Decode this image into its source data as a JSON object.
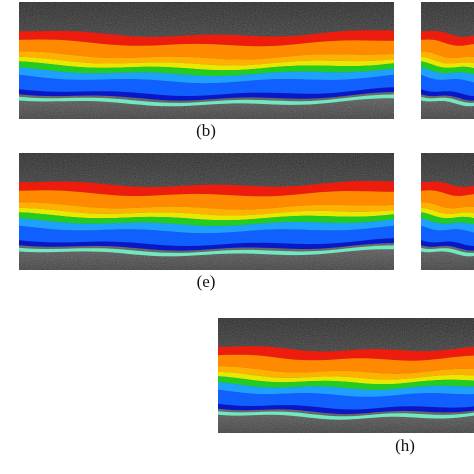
{
  "figure": {
    "captions": [
      "(b)",
      "(e)",
      "(h)"
    ]
  }
}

══════════

*What is expected:* Exactly as written, return every line of the listing, but not the pictures.

*Response to this exercise:*
Decode this image into its source data as a JSON object.
{
  "figure": {
    "captions": [
      "(b)",
      "(e)",
      "(h)"
    ]
  }
}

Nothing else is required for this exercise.